Your assignment: Copy the financial notes below from "The credit agreement" to "by petroleum engineers.", switching "borrowing base" to "debt limit" wherever it occurs.
── Text
5.    CLAM foreign currency translation adjustment

      As of January 1, 1983 CLAM adopted Statement of Financial
      Accounting Standards No. 52, "Foreign Currency Translation"
      (SFAS No. 52), under which the functional currency is deemed
      to be the Dutch guilder.  Effective January 1, 1987 CLAM
      changed its functional currency from the Dutch guilder to the
      U.S. dollar.  The change was precipitated by the significant
      effect on CLAM's operation of a new dollar-driven gas sales
      contract which was effective January 1, 1987 and the Tax
      Reform Act of 1986.  In accordance with SFAS No 52, there is
      no restatement of prior years' financial statements and the
      translated amounts for nonmonetary assets as of December 31,
      1986 have become the accounting basis for those assets in the
      year of the change.

6.    Debt

      On July 25, 1985 MaraLou and CLAM entered into a revolving
      credit agreement, which was amended and restated as of June
      19, 1992, with a syndicate of major international banks to
      fund the purchase by MaraLou of CLAM shares previously owned
      by Netherlands-Cities Service, Inc. and to provide working
      capital for CLAM.  The banks' total commitment as of
      December 31, 1994 and December 31, 1993 was $110,000,000. 
      Interest is paid, at the borrower's option, based on the prime
      rate, the London Interbank Offered Rate (LIBOR), or an
      adjusted CD rate.  A contractual margin is added to LIBOR and
      CD based borrowings.  The all-in interest rates for CLAM for
      December 31, 1994 and December 31, 1993 were 6.9375% and
      3.9375%, respectively.  During the revolving credit period,
      the borrowers are obligated to pay a commitment fee of 1/4% on
      the unused committed portion of the facility.  All of the CLAM 
                                                              


      common stock held by MaraLou has been pledged as security for
      the facility.  In addition, under certain circumstances
      MaraLou can exercise an option to purchase the shares held by
      LL&E Netherlands Petroleum Company and Marathon Petroleum
      Netherlands, Ltd. for a nominal amount.  The option agreement
      has been assigned to the banks as security for the facility. 
      
      The credit agreement permits CLAM and MaraLou to incur total
      debt up to an agreed borrowing base which at December 31, 1994
      and December 31, 1993 was $132,000,000 and $145,000,000.  The
      agreement provides that the borrowing base is reduced
      periodically over the term of the facilty which is currently
      scheduled to expire on December 31, 2000. The borrowing base
      and the scheduled reductions may be adjusted based on a
      redetermination of the net present value of the projections of
      certain cash flows included in an Engineering Report prepared
      by petroleum engineers.
────
── Data
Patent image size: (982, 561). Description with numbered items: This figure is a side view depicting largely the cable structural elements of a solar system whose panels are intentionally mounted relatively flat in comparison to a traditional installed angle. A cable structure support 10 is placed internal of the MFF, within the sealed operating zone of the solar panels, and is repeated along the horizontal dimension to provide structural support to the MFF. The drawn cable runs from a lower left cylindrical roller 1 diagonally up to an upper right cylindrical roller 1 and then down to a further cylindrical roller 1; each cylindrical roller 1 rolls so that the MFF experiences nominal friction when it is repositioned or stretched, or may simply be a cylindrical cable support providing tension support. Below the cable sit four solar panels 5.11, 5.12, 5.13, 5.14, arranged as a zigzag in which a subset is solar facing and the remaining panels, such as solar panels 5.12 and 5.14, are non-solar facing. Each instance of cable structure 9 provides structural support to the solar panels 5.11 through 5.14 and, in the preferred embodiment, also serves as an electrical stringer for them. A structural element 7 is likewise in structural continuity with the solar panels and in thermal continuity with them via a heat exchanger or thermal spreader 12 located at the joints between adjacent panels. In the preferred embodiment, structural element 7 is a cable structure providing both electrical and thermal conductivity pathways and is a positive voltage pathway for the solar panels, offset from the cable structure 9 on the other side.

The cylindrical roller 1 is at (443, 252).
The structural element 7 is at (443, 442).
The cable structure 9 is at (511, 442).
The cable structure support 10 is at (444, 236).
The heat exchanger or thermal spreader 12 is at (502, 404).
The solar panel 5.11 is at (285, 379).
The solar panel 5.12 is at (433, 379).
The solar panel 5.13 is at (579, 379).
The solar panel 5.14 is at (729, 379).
────
Solution for this task:
The credit agreement permits CLAM and MaraLou to incur total
      debt up to an agreed debt limit which at December 31, 1994
      and December 31, 1993 was $132,000,000 and $145,000,000.  The
      agreement provides that the debt limit is reduced
      periodically over the term of the facilty which is currently
      scheduled to expire on December 31, 2000. The debt limit
      and the scheduled reductions may be adjusted based on a
      redetermination of the net present value of the projections of
      certain cash flows included in an Engineering Report prepared
      by petroleum engineers.